Items from a dataset:
◆ ◆ ◆

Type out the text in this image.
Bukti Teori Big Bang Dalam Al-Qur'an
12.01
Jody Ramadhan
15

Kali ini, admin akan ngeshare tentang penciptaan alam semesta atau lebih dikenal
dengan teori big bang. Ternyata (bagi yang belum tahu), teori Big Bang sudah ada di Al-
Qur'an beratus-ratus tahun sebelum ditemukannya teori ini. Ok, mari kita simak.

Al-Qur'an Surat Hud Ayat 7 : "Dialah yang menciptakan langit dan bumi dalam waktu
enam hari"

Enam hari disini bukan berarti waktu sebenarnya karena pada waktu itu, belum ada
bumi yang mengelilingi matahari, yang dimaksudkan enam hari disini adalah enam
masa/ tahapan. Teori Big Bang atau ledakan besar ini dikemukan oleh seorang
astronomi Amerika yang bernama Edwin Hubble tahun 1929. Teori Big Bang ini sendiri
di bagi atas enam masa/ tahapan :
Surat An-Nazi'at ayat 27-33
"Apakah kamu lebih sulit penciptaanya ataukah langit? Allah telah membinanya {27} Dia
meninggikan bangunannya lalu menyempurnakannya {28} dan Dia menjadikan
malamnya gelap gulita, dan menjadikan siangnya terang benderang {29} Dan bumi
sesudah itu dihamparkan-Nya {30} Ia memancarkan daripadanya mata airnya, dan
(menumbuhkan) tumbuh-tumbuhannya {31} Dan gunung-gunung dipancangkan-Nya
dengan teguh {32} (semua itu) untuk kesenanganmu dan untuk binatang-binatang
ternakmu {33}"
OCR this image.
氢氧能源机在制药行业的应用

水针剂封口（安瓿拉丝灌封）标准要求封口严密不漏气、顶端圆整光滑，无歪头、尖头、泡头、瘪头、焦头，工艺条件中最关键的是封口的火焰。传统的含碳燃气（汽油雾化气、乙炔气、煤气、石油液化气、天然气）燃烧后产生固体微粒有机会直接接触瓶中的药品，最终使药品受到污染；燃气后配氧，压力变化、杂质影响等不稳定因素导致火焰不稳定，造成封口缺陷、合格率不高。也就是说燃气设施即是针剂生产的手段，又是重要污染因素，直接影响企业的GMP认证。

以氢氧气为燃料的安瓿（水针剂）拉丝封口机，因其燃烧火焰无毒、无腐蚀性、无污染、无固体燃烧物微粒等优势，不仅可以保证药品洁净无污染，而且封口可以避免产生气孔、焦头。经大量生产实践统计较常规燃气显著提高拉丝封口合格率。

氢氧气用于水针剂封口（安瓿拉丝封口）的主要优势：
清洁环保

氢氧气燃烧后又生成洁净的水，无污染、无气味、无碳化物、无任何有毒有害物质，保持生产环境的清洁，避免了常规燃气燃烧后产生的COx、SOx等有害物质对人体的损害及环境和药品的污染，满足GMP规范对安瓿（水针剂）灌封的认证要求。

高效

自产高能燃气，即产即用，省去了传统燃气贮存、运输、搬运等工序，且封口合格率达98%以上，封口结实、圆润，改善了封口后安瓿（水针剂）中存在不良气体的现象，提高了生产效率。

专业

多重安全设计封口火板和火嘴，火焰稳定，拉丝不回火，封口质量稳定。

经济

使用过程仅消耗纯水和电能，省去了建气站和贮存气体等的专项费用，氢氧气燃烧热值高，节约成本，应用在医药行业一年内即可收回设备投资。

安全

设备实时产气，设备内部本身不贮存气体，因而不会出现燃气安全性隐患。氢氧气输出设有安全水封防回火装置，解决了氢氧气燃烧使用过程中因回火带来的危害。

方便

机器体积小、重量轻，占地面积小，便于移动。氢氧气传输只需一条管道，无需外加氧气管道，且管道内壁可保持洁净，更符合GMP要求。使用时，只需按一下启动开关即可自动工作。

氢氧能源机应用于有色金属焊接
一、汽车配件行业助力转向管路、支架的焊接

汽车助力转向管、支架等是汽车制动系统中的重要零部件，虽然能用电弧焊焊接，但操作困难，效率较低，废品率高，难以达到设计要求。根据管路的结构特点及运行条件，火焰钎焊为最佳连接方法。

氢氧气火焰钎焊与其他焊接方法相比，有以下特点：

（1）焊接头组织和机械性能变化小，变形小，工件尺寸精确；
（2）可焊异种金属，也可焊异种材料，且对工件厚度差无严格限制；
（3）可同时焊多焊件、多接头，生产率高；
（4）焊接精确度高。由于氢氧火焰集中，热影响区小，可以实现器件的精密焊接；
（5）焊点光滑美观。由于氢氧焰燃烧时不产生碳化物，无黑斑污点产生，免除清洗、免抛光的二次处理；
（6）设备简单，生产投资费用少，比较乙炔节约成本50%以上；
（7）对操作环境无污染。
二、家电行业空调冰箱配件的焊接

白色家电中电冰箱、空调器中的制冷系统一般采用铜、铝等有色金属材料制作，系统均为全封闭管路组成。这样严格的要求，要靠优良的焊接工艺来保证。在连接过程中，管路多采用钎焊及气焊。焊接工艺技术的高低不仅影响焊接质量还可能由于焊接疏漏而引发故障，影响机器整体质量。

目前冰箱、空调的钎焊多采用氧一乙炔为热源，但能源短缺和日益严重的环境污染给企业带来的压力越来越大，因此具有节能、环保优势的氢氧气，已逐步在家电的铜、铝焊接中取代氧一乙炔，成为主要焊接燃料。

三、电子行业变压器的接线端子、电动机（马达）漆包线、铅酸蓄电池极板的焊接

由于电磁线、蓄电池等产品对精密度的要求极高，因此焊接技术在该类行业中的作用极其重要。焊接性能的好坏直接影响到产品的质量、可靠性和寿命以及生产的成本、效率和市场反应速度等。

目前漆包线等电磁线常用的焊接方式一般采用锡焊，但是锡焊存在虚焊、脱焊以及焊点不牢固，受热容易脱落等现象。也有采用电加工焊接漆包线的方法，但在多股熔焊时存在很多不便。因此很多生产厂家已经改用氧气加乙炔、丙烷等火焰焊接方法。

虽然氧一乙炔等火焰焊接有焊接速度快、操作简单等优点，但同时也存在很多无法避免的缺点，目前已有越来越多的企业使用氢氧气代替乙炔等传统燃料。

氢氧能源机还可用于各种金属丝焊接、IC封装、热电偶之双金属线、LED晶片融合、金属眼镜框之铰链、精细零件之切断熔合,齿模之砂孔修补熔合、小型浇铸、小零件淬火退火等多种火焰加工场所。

◆ ◆ ◆

● TASK
Each line above must be reproduced exactly as it stands.

● RESULT
Type out the text in this image.
Bukti Teori Big Bang Dalam Al-Qur'an
12.01
Jody Ramadhan
15

Kali ini, admin akan ngeshare tentang penciptaan alam semesta atau lebih dikenal
dengan teori big bang. Ternyata (bagi yang belum tahu), teori Big Bang sudah ada di Al-
Qur'an beratus-ratus tahun sebelum ditemukannya teori ini. Ok, mari kita simak.

Al-Qur'an Surat Hud Ayat 7 : "Dialah yang menciptakan langit dan bumi dalam waktu
enam hari"

Enam hari disini bukan berarti waktu sebenarnya karena pada waktu itu, belum ada
bumi yang mengelilingi matahari, yang dimaksudkan enam hari disini adalah enam
masa/ tahapan. Teori Big Bang atau ledakan besar ini dikemukan oleh seorang
astronomi Amerika yang bernama Edwin Hubble tahun 1929. Teori Big Bang ini sendiri
di bagi atas enam masa/ tahapan :
Surat An-Nazi'at ayat 27-33
"Apakah kamu lebih sulit penciptaanya ataukah langit? Allah telah membinanya {27} Dia
meninggikan bangunannya lalu menyempurnakannya {28} dan Dia menjadikan
malamnya gelap gulita, dan menjadikan siangnya terang benderang {29} Dan bumi
sesudah itu dihamparkan-Nya {30} Ia memancarkan daripadanya mata airnya, dan
(menumbuhkan) tumbuh-tumbuhannya {31} Dan gunung-gunung dipancangkan-Nya
dengan teguh {32} (semua itu) untuk kesenanganmu dan untuk binatang-binatang
ternakmu {33}"
OCR this image.
氢氧能源机在制药行业的应用

水针剂封口（安瓿拉丝灌封）标准要求封口严密不漏气、顶端圆整光滑，无歪头、尖头、泡头、瘪头、焦头，工艺条件中最关键的是封口的火焰。传统的含碳燃气（汽油雾化气、乙炔气、煤气、石油液化气、天然气）燃烧后产生固体微粒有机会直接接触瓶中的药品，最终使药品受到污染；燃气后配氧，压力变化、杂质影响等不稳定因素导致火焰不稳定，造成封口缺陷、合格率不高。也就是说燃气设施即是针剂生产的手段，又是重要污染因素，直接影响企业的GMP认证。

以氢氧气为燃料的安瓿（水针剂）拉丝封口机，因其燃烧火焰无毒、无腐蚀性、无污染、无固体燃烧物微粒等优势，不仅可以保证药品洁净无污染，而且封口可以避免产生气孔、焦头。经大量生产实践统计较常规燃气显著提高拉丝封口合格率。

氢氧气用于水针剂封口（安瓿拉丝封口）的主要优势：
清洁环保

氢氧气燃烧后又生成洁净的水，无污染、无气味、无碳化物、无任何有毒有害物质，保持生产环境的清洁，避免了常规燃气燃烧后产生的COx、SOx等有害物质对人体的损害及环境和药品的污染，满足GMP规范对安瓿（水针剂）灌封的认证要求。

高效

自产高能燃气，即产即用，省去了传统燃气贮存、运输、搬运等工序，且封口合格率达98%以上，封口结实、圆润，改善了封口后安瓿（水针剂）中存在不良气体的现象，提高了生产效率。

专业

多重安全设计封口火板和火嘴，火焰稳定，拉丝不回火，封口质量稳定。

经济

使用过程仅消耗纯水和电能，省去了建气站和贮存气体等的专项费用，氢氧气燃烧热值高，节约成本，应用在医药行业一年内即可收回设备投资。

安全

设备实时产气，设备内部本身不贮存气体，因而不会出现燃气安全性隐患。氢氧气输出设有安全水封防回火装置，解决了氢氧气燃烧使用过程中因回火带来的危害。

方便

机器体积小、重量轻，占地面积小，便于移动。氢氧气传输只需一条管道，无需外加氧气管道，且管道内壁可保持洁净，更符合GMP要求。使用时，只需按一下启动开关即可自动工作。

氢氧能源机应用于有色金属焊接
一、汽车配件行业助力转向管路、支架的焊接

汽车助力转向管、支架等是汽车制动系统中的重要零部件，虽然能用电弧焊焊接，但操作困难，效率较低，废品率高，难以达到设计要求。根据管路的结构特点及运行条件，火焰钎焊为最佳连接方法。

氢氧气火焰钎焊与其他焊接方法相比，有以下特点：

（1）焊接头组织和机械性能变化小，变形小，工件尺寸精确；
（2）可焊异种金属，也可焊异种材料，且对工件厚度差无严格限制；
（3）可同时焊多焊件、多接头，生产率高；
（4）焊接精确度高。由于氢氧火焰集中，热影响区小，可以实现器件的精密焊接；
（5）焊点光滑美观。由于氢氧焰燃烧时不产生碳化物，无黑斑污点产生，免除清洗、免抛光的二次处理；
（6）设备简单，生产投资费用少，比较乙炔节约成本50%以上；
（7）对操作环境无污染。
二、家电行业空调冰箱配件的焊接

白色家电中电冰箱、空调器中的制冷系统一般采用铜、铝等有色金属材料制作，系统均为全封闭管路组成。这样严格的要求，要靠优良的焊接工艺来保证。在连接过程中，管路多采用钎焊及气焊。焊接工艺技术的高低不仅影响焊接质量还可能由于焊接疏漏而引发故障，影响机器整体质量。

目前冰箱、空调的钎焊多采用氧一乙炔为热源，但能源短缺和日益严重的环境污染给企业带来的压力越来越大，因此具有节能、环保优势的氢氧气，已逐步在家电的铜、铝焊接中取代氧一乙炔，成为主要焊接燃料。

三、电子行业变压器的接线端子、电动机（马达）漆包线、铅酸蓄电池极板的焊接

由于电磁线、蓄电池等产品对精密度的要求极高，因此焊接技术在该类行业中的作用极其重要。焊接性能的好坏直接影响到产品的质量、可靠性和寿命以及生产的成本、效率和市场反应速度等。

目前漆包线等电磁线常用的焊接方式一般采用锡焊，但是锡焊存在虚焊、脱焊以及焊点不牢固，受热容易脱落等现象。也有采用电加工焊接漆包线的方法，但在多股熔焊时存在很多不便。因此很多生产厂家已经改用氧气加乙炔、丙烷等火焰焊接方法。

虽然氧一乙炔等火焰焊接有焊接速度快、操作简单等优点，但同时也存在很多无法避免的缺点，目前已有越来越多的企业使用氢氧气代替乙炔等传统燃料。

氢氧能源机还可用于各种金属丝焊接、IC封装、热电偶之双金属线、LED晶片融合、金属眼镜框之铰链、精细零件之切断熔合,齿模之砂孔修补熔合、小型浇铸、小零件淬火退火等多种火焰加工场所。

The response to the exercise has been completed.